* [RECORDS TO PROCESS]

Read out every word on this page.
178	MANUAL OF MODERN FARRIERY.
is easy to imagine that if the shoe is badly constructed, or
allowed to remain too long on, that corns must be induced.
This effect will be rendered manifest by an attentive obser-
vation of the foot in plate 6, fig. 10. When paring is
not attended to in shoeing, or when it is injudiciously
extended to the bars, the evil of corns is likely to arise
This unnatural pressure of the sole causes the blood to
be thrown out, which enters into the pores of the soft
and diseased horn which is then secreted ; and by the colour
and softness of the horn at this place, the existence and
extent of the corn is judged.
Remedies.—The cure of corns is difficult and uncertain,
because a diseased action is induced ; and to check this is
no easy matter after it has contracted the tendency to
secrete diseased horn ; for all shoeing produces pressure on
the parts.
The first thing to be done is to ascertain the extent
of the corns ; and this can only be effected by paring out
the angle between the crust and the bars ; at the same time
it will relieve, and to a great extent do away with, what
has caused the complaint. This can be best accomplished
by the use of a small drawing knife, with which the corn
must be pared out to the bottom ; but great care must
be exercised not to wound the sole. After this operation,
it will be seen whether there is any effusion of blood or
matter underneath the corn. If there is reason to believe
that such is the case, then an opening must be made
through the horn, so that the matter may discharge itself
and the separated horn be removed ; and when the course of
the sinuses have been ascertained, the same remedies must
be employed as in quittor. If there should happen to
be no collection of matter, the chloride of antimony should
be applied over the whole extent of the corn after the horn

--

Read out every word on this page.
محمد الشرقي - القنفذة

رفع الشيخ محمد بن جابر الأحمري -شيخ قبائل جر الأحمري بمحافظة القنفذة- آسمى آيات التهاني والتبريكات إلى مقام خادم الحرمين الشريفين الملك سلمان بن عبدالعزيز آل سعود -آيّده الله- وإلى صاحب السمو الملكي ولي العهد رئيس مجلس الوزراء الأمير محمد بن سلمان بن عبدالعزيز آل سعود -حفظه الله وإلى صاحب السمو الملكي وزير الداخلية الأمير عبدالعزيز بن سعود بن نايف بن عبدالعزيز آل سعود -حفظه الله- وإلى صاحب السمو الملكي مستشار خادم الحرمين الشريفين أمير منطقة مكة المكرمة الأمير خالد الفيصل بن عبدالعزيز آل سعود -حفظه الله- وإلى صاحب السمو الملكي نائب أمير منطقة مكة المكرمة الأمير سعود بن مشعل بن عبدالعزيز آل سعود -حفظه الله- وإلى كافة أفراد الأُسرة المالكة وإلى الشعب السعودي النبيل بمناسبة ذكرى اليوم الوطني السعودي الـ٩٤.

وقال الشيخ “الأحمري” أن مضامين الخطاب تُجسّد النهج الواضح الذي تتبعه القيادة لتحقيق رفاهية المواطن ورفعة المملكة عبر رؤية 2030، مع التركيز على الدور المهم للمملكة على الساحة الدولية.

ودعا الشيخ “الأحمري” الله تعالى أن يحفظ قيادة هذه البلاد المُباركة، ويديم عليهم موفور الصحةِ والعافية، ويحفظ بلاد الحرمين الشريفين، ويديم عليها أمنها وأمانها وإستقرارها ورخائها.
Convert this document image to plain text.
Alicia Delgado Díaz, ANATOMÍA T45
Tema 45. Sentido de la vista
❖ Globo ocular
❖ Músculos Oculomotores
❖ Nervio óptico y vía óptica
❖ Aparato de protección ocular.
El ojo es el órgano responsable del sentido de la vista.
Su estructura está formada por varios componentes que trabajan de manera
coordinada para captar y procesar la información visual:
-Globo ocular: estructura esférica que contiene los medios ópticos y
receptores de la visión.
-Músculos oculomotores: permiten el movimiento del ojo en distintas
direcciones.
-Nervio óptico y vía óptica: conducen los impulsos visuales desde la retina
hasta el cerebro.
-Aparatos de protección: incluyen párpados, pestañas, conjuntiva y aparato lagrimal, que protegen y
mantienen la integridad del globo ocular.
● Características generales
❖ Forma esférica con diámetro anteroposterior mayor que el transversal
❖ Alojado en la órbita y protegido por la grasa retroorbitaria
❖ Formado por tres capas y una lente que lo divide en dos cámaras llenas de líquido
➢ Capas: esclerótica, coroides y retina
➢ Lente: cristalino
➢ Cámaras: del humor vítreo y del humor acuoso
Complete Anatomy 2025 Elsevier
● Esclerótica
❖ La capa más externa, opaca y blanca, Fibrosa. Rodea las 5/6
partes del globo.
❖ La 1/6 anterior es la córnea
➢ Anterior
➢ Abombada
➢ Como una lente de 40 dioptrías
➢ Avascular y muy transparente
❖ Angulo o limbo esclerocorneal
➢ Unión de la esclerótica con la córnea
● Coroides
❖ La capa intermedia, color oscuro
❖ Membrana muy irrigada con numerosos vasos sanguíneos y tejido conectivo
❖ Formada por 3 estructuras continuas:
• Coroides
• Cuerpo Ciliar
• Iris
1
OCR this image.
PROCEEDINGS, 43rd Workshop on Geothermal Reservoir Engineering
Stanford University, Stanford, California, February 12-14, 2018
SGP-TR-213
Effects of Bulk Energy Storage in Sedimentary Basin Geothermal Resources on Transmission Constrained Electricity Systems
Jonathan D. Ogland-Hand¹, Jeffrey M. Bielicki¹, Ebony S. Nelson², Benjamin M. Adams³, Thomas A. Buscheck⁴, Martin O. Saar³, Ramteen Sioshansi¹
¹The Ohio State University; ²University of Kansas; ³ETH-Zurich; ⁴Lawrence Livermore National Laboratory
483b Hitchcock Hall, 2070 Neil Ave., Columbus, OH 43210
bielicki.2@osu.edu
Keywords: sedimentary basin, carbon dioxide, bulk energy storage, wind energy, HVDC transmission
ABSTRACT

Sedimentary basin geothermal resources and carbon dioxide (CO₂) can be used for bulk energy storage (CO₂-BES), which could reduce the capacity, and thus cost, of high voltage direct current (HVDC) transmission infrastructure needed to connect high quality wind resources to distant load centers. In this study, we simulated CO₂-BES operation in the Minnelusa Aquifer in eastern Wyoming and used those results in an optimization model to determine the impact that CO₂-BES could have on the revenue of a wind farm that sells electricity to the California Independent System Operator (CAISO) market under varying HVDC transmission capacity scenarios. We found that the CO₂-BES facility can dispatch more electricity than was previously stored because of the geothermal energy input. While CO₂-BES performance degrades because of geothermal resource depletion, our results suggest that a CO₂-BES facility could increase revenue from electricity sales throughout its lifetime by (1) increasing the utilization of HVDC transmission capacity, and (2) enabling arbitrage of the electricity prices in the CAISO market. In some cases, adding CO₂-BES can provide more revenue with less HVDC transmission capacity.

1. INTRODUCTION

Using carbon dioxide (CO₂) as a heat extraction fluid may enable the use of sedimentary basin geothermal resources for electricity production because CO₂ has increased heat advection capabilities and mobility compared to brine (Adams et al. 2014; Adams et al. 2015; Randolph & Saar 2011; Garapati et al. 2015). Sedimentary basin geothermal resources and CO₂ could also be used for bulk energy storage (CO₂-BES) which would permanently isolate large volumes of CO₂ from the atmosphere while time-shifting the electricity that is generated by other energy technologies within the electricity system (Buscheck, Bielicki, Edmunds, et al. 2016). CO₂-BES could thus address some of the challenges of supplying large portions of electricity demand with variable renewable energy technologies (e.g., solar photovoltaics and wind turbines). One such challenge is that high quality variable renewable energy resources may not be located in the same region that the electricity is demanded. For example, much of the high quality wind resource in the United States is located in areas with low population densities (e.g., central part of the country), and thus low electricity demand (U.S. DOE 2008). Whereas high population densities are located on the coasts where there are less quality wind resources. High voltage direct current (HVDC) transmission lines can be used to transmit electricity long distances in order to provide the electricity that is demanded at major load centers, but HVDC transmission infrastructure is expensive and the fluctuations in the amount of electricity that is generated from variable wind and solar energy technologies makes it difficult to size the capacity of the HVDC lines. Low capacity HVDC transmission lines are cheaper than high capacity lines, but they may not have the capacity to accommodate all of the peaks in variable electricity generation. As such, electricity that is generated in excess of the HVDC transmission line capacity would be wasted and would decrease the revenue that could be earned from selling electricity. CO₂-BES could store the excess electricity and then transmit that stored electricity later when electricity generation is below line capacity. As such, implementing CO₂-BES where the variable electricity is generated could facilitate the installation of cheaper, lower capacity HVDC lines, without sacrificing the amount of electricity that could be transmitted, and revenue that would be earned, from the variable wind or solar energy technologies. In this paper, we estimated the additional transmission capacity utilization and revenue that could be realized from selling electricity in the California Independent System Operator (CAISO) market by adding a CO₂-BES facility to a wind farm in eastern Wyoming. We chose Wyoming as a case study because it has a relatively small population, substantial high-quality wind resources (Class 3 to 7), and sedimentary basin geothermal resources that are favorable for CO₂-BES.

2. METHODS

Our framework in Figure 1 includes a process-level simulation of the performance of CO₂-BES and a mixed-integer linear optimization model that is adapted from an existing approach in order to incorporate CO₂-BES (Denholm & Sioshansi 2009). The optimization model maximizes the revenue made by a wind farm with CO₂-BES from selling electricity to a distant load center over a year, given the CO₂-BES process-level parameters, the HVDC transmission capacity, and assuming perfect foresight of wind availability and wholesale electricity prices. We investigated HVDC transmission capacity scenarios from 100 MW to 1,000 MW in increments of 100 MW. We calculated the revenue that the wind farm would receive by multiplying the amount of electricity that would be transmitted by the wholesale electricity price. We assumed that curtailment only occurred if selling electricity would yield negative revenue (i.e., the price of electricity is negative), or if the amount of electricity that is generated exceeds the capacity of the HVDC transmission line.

* [GIVEN PROBLEM]
Identify which lines contain the word "great" and copy each one.

* [SOLVED EXERCISE]
it will relieve, and to a great extent do away with, what
must be pared out to the bottom ; but great care must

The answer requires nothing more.